[Figure record extracts]
:::::
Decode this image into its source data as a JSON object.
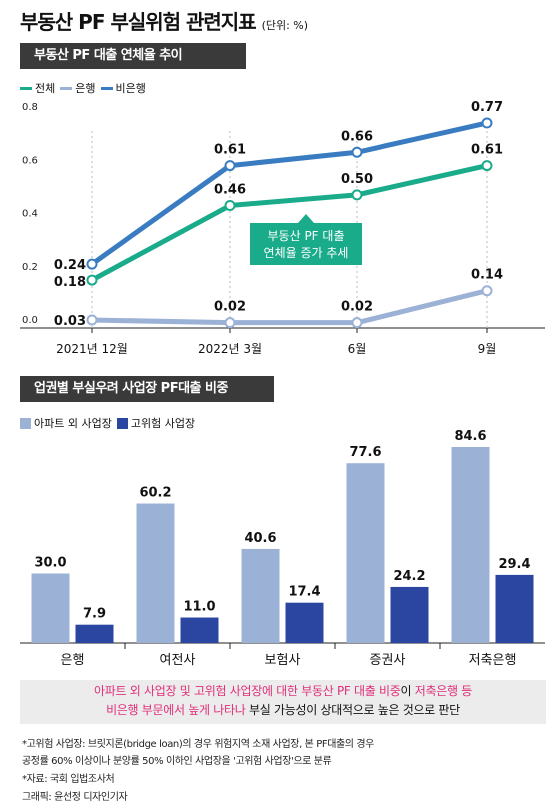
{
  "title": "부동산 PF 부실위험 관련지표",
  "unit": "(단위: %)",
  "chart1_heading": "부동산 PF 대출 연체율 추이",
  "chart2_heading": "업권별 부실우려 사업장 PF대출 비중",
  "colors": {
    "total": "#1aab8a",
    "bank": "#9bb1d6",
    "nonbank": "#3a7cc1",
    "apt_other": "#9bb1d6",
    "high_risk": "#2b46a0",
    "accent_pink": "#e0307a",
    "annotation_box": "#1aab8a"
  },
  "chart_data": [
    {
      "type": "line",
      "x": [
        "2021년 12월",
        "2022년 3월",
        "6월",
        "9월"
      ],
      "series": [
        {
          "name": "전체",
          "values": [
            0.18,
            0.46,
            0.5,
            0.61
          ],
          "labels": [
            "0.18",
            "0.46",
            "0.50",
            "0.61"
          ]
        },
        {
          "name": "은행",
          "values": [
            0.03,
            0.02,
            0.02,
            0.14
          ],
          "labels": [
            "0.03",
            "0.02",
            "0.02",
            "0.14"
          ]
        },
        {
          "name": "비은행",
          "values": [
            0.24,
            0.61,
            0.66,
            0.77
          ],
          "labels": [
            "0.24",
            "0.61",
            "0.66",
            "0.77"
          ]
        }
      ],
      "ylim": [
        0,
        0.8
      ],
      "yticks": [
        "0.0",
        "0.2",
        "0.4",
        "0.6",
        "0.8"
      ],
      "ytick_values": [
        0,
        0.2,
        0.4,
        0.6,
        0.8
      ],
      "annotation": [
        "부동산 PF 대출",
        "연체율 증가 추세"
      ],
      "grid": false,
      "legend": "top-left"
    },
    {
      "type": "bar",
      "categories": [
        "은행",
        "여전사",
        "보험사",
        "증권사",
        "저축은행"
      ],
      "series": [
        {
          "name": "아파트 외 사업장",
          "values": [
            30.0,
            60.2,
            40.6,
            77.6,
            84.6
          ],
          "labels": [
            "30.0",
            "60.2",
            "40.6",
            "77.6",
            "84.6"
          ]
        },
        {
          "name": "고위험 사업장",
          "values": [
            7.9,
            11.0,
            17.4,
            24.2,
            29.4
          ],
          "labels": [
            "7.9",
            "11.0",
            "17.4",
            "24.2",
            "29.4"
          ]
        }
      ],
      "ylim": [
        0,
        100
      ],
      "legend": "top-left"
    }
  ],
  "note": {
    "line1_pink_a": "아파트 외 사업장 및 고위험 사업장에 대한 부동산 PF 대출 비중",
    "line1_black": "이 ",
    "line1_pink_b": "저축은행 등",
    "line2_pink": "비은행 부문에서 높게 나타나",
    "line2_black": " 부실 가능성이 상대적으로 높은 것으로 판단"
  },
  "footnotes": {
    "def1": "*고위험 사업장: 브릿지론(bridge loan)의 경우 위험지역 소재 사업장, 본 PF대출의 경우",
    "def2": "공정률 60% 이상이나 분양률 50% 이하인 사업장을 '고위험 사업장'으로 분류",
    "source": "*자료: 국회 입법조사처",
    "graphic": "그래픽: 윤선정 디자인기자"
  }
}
:::::
### What to do
Restate each of the entries above word for word and skip every image.

### Solution to the exercise
Decode this image into its source data as a JSON object.
{
  "title": "부동산 PF 부실위험 관련지표",
  "unit": "(단위: %)",
  "chart1_heading": "부동산 PF 대출 연체율 추이",
  "chart2_heading": "업권별 부실우려 사업장 PF대출 비중",
  "colors": {
    "total": "#1aab8a",
    "bank": "#9bb1d6",
    "nonbank": "#3a7cc1",
    "apt_other": "#9bb1d6",
    "high_risk": "#2b46a0",
    "accent_pink": "#e0307a",
    "annotation_box": "#1aab8a"
  },
  "chart_data": [
    {
      "type": "line",
      "x": [
        "2021년 12월",
        "2022년 3월",
        "6월",
        "9월"
      ],
      "series": [
        {
          "name": "전체",
          "values": [
            0.18,
            0.46,
            0.5,
            0.61
          ],
          "labels": [
            "0.18",
            "0.46",
            "0.50",
            "0.61"
          ]
        },
        {
          "name": "은행",
          "values": [
            0.03,
            0.02,
            0.02,
            0.14
          ],
          "labels": [
            "0.03",
            "0.02",
            "0.02",
            "0.14"
          ]
        },
        {
          "name": "비은행",
          "values": [
            0.24,
            0.61,
            0.66,
            0.77
          ],
          "labels": [
            "0.24",
            "0.61",
            "0.66",
            "0.77"
          ]
        }
      ],
      "ylim": [
        0,
        0.8
      ],
      "yticks": [
        "0.0",
        "0.2",
        "0.4",
        "0.6",
        "0.8"
      ],
      "ytick_values": [
        0,
        0.2,
        0.4,
        0.6,
        0.8
      ],
      "annotation": [
        "부동산 PF 대출",
        "연체율 증가 추세"
      ],
      "grid": false,
      "legend": "top-left"
    },
    {
      "type": "bar",
      "categories": [
        "은행",
        "여전사",
        "보험사",
        "증권사",
        "저축은행"
      ],
      "series": [
        {
          "name": "아파트 외 사업장",
          "values": [
            30.0,
            60.2,
            40.6,
            77.6,
            84.6
          ],
          "labels": [
            "30.0",
            "60.2",
            "40.6",
            "77.6",
            "84.6"
          ]
        },
        {
          "name": "고위험 사업장",
          "values": [
            7.9,
            11.0,
            17.4,
            24.2,
            29.4
          ],
          "labels": [
            "7.9",
            "11.0",
            "17.4",
            "24.2",
            "29.4"
          ]
        }
      ],
      "ylim": [
        0,
        100
      ],
      "legend": "top-left"
    }
  ],
  "note": {
    "line1_pink_a": "아파트 외 사업장 및 고위험 사업장에 대한 부동산 PF 대출 비중",
    "line1_black": "이 ",
    "line1_pink_b": "저축은행 등",
    "line2_pink": "비은행 부문에서 높게 나타나",
    "line2_black": " 부실 가능성이 상대적으로 높은 것으로 판단"
  },
  "footnotes": {
    "def1": "*고위험 사업장: 브릿지론(bridge loan)의 경우 위험지역 소재 사업장, 본 PF대출의 경우",
    "def2": "공정률 60% 이상이나 분양률 50% 이하인 사업장을 '고위험 사업장'으로 분류",
    "source": "*자료: 국회 입법조사처",
    "graphic": "그래픽: 윤선정 디자인기자"
  }
}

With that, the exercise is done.